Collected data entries
####################

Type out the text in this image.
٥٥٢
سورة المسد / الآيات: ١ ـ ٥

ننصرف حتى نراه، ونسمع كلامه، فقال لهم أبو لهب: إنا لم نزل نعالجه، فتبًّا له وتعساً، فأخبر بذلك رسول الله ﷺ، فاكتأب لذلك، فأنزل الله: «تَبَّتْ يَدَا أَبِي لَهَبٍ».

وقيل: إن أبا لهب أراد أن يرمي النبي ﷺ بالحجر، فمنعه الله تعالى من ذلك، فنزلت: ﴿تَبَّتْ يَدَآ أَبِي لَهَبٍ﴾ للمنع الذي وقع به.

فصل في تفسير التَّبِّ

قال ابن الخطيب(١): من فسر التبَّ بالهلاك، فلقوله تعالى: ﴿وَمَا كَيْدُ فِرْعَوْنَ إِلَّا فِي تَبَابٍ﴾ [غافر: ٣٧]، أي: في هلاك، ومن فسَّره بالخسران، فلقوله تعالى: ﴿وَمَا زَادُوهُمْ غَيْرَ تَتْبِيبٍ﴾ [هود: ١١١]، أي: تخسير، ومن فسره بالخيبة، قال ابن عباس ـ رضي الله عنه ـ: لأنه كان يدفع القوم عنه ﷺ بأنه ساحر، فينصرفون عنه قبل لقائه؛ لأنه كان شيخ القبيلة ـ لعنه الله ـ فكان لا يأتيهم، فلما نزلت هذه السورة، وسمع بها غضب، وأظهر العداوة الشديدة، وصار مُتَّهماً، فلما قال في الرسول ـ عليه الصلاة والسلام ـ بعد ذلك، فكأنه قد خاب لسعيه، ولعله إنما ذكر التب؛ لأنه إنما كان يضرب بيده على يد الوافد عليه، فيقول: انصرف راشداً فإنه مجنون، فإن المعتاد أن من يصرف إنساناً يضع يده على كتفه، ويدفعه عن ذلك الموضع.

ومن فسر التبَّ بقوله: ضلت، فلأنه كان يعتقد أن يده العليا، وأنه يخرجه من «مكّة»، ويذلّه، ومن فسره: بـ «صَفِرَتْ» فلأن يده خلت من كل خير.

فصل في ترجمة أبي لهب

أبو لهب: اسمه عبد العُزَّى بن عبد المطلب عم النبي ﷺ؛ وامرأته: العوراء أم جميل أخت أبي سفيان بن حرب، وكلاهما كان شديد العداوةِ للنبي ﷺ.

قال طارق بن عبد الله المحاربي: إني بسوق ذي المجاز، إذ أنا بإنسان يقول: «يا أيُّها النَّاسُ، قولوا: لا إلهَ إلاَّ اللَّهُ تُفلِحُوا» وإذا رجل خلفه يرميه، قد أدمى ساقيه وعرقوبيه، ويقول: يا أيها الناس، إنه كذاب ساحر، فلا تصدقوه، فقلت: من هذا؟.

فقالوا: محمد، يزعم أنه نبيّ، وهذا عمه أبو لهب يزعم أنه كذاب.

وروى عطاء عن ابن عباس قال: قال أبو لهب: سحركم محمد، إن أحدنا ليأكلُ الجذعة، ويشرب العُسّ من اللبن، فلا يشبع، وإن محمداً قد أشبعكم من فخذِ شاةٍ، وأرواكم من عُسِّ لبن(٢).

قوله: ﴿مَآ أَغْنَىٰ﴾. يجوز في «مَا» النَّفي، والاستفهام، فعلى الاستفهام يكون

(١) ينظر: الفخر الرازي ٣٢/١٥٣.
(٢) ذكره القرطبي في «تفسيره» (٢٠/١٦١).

####################

Set down the entries verbatim, leaving none out.

* Reply to the task
Type out the text in this image.
٥٥٢
سورة المسد / الآيات: ١ ـ ٥

ننصرف حتى نراه، ونسمع كلامه، فقال لهم أبو لهب: إنا لم نزل نعالجه، فتبًّا له وتعساً، فأخبر بذلك رسول الله ﷺ، فاكتأب لذلك، فأنزل الله: «تَبَّتْ يَدَا أَبِي لَهَبٍ».

وقيل: إن أبا لهب أراد أن يرمي النبي ﷺ بالحجر، فمنعه الله تعالى من ذلك، فنزلت: ﴿تَبَّتْ يَدَآ أَبِي لَهَبٍ﴾ للمنع الذي وقع به.

فصل في تفسير التَّبِّ

قال ابن الخطيب(١): من فسر التبَّ بالهلاك، فلقوله تعالى: ﴿وَمَا كَيْدُ فِرْعَوْنَ إِلَّا فِي تَبَابٍ﴾ [غافر: ٣٧]، أي: في هلاك، ومن فسَّره بالخسران، فلقوله تعالى: ﴿وَمَا زَادُوهُمْ غَيْرَ تَتْبِيبٍ﴾ [هود: ١١١]، أي: تخسير، ومن فسره بالخيبة، قال ابن عباس ـ رضي الله عنه ـ: لأنه كان يدفع القوم عنه ﷺ بأنه ساحر، فينصرفون عنه قبل لقائه؛ لأنه كان شيخ القبيلة ـ لعنه الله ـ فكان لا يأتيهم، فلما نزلت هذه السورة، وسمع بها غضب، وأظهر العداوة الشديدة، وصار مُتَّهماً، فلما قال في الرسول ـ عليه الصلاة والسلام ـ بعد ذلك، فكأنه قد خاب لسعيه، ولعله إنما ذكر التب؛ لأنه إنما كان يضرب بيده على يد الوافد عليه، فيقول: انصرف راشداً فإنه مجنون، فإن المعتاد أن من يصرف إنساناً يضع يده على كتفه، ويدفعه عن ذلك الموضع.

ومن فسر التبَّ بقوله: ضلت، فلأنه كان يعتقد أن يده العليا، وأنه يخرجه من «مكّة»، ويذلّه، ومن فسره: بـ «صَفِرَتْ» فلأن يده خلت من كل خير.

فصل في ترجمة أبي لهب

أبو لهب: اسمه عبد العُزَّى بن عبد المطلب عم النبي ﷺ؛ وامرأته: العوراء أم جميل أخت أبي سفيان بن حرب، وكلاهما كان شديد العداوةِ للنبي ﷺ.

قال طارق بن عبد الله المحاربي: إني بسوق ذي المجاز، إذ أنا بإنسان يقول: «يا أيُّها النَّاسُ، قولوا: لا إلهَ إلاَّ اللَّهُ تُفلِحُوا» وإذا رجل خلفه يرميه، قد أدمى ساقيه وعرقوبيه، ويقول: يا أيها الناس، إنه كذاب ساحر، فلا تصدقوه، فقلت: من هذا؟.

فقالوا: محمد، يزعم أنه نبيّ، وهذا عمه أبو لهب يزعم أنه كذاب.

وروى عطاء عن ابن عباس قال: قال أبو لهب: سحركم محمد، إن أحدنا ليأكلُ الجذعة، ويشرب العُسّ من اللبن، فلا يشبع، وإن محمداً قد أشبعكم من فخذِ شاةٍ، وأرواكم من عُسِّ لبن(٢).

قوله: ﴿مَآ أَغْنَىٰ﴾. يجوز في «مَا» النَّفي، والاستفهام، فعلى الاستفهام يكون

(١) ينظر: الفخر الرازي ٣٢/١٥٣.
(٢) ذكره القرطبي في «تفسيره» (٢٠/١٦١).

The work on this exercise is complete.